■ What you need to do
Which lines contain the string "Time"? Please list every one of them.

■ Given entries
------------------------------------------------------------------------

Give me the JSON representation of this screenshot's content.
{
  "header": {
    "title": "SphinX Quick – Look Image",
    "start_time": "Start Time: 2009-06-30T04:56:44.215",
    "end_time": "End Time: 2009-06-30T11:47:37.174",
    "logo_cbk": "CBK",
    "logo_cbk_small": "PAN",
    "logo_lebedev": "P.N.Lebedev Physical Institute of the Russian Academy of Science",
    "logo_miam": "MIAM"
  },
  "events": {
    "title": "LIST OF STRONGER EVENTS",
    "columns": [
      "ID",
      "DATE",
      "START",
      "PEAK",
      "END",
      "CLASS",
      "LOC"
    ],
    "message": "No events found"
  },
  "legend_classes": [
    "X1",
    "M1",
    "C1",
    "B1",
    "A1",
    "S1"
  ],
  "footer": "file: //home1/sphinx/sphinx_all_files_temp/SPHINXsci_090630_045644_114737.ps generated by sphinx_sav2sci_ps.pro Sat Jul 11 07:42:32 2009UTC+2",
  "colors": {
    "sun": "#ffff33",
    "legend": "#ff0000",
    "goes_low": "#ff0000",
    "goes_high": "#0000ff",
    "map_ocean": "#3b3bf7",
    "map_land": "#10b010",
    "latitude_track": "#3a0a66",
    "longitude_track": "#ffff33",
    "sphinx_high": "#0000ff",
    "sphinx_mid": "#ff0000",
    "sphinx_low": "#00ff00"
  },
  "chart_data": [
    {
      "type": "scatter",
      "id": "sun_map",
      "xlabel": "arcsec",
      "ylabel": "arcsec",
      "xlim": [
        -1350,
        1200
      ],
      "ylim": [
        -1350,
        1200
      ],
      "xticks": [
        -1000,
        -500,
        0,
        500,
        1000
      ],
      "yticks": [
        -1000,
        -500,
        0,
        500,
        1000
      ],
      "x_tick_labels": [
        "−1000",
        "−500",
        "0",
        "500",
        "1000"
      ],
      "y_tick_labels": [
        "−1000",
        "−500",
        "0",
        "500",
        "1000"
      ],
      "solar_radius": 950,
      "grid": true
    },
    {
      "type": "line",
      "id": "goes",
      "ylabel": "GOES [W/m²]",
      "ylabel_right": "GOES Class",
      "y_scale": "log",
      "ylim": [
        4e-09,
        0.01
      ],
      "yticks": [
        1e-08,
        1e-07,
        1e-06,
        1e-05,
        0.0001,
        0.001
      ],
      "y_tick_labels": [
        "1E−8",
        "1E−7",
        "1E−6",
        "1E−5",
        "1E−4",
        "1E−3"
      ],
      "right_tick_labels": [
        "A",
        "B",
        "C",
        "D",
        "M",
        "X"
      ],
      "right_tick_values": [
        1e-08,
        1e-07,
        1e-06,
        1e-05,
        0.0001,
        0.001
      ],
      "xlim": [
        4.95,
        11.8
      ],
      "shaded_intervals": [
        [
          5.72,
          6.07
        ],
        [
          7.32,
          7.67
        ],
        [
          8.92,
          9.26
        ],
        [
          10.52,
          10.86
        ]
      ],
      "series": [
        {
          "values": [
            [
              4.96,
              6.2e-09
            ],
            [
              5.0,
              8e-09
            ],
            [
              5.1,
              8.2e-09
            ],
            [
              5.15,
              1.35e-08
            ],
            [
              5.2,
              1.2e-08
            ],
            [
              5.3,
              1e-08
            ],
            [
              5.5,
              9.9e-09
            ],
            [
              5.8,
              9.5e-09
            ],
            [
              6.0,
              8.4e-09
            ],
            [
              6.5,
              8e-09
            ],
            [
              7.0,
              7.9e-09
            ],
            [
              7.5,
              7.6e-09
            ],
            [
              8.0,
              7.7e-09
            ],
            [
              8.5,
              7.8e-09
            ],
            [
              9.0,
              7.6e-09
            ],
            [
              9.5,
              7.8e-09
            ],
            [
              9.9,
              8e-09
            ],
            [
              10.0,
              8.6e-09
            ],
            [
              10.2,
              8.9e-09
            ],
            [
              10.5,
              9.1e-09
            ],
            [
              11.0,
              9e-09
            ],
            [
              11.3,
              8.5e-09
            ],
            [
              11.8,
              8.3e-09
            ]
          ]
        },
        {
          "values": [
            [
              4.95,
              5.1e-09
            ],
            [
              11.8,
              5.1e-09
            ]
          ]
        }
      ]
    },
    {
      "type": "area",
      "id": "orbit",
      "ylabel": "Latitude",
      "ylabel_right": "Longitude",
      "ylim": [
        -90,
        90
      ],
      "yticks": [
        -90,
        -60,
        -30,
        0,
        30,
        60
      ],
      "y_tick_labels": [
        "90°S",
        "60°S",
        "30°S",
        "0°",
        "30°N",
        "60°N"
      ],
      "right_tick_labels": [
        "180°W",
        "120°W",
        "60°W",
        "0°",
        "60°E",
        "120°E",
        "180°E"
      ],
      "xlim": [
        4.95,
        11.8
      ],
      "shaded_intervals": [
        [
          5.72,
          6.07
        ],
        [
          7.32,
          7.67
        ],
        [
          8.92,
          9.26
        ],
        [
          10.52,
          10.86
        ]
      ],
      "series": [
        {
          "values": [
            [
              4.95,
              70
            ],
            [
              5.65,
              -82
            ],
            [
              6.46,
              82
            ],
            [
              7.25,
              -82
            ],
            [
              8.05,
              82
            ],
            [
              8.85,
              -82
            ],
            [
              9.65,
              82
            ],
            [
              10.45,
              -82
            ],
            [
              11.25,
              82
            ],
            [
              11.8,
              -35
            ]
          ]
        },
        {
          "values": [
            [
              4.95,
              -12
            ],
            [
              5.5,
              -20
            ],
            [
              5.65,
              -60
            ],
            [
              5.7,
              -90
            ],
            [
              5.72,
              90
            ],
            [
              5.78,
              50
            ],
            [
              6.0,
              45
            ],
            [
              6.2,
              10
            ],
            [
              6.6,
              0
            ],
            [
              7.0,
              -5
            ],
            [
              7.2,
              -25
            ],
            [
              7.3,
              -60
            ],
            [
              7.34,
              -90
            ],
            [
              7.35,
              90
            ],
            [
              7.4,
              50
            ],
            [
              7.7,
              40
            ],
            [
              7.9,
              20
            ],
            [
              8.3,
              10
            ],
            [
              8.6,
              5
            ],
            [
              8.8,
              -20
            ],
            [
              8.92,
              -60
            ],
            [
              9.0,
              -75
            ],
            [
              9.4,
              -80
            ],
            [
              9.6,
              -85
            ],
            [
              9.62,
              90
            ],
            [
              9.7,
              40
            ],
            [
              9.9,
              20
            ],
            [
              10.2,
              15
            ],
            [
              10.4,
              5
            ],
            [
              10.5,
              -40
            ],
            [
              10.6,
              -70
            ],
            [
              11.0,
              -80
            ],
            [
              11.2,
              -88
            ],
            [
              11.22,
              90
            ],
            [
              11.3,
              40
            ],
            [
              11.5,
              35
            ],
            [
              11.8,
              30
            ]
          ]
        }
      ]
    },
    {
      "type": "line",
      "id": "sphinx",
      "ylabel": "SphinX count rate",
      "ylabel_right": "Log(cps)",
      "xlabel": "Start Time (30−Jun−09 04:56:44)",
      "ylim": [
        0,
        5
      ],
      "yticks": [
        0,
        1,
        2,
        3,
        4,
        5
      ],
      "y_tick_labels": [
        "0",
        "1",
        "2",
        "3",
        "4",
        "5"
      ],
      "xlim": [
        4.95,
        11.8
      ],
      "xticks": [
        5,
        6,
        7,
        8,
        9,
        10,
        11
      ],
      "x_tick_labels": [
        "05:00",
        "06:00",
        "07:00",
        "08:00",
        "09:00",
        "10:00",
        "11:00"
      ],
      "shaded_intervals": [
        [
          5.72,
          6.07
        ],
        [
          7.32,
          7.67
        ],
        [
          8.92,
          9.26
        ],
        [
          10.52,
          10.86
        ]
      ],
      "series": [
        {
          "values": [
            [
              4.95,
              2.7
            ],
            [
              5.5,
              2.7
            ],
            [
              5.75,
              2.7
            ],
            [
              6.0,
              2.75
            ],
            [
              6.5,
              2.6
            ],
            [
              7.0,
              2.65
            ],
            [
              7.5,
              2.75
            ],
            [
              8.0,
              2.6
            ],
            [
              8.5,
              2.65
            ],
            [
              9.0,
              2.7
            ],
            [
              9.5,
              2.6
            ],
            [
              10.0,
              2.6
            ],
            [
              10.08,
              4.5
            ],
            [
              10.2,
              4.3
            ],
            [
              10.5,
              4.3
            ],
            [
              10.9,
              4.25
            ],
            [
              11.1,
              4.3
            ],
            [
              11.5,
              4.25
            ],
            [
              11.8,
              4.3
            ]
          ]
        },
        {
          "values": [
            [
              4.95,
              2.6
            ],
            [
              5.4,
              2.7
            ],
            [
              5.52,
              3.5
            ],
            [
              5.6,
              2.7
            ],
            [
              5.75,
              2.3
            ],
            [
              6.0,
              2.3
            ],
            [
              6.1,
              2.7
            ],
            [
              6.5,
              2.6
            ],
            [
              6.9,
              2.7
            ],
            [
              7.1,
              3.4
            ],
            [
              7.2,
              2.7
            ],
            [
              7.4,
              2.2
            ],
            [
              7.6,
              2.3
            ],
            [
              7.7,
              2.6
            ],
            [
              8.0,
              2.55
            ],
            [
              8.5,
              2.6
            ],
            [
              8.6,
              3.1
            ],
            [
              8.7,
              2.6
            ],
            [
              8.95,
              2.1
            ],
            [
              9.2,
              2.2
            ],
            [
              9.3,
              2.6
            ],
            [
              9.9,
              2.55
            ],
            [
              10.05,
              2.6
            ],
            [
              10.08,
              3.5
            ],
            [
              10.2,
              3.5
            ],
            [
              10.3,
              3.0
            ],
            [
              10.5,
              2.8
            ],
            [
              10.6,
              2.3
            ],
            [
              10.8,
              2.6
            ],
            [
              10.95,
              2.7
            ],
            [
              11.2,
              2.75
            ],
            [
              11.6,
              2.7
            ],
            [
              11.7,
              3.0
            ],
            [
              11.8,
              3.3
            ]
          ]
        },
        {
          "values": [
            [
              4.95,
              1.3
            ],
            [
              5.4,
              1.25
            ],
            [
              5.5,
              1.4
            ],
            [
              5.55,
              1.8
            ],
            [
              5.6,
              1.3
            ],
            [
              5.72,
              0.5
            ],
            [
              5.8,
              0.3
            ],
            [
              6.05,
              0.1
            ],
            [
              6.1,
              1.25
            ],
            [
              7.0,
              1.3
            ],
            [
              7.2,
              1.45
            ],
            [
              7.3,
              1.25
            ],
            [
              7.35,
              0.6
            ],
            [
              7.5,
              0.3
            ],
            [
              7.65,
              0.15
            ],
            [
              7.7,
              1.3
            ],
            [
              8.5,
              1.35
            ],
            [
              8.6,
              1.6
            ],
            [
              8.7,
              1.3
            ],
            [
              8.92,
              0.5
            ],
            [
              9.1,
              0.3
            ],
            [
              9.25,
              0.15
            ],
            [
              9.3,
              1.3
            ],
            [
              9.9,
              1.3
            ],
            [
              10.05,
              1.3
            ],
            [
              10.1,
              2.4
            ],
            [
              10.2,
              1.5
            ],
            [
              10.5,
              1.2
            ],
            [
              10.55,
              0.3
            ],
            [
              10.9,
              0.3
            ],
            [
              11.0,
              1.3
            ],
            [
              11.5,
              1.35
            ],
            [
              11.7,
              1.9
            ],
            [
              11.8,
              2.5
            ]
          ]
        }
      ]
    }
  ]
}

------------------------------------------------------------------------

■ Exercise response
    "start_time": "Start Time: 2009-06-30T04:56:44.215",
    "end_time": "End Time: 2009-06-30T11:47:37.174",
      "xlabel": "Start Time (30−Jun−09 04:56:44)",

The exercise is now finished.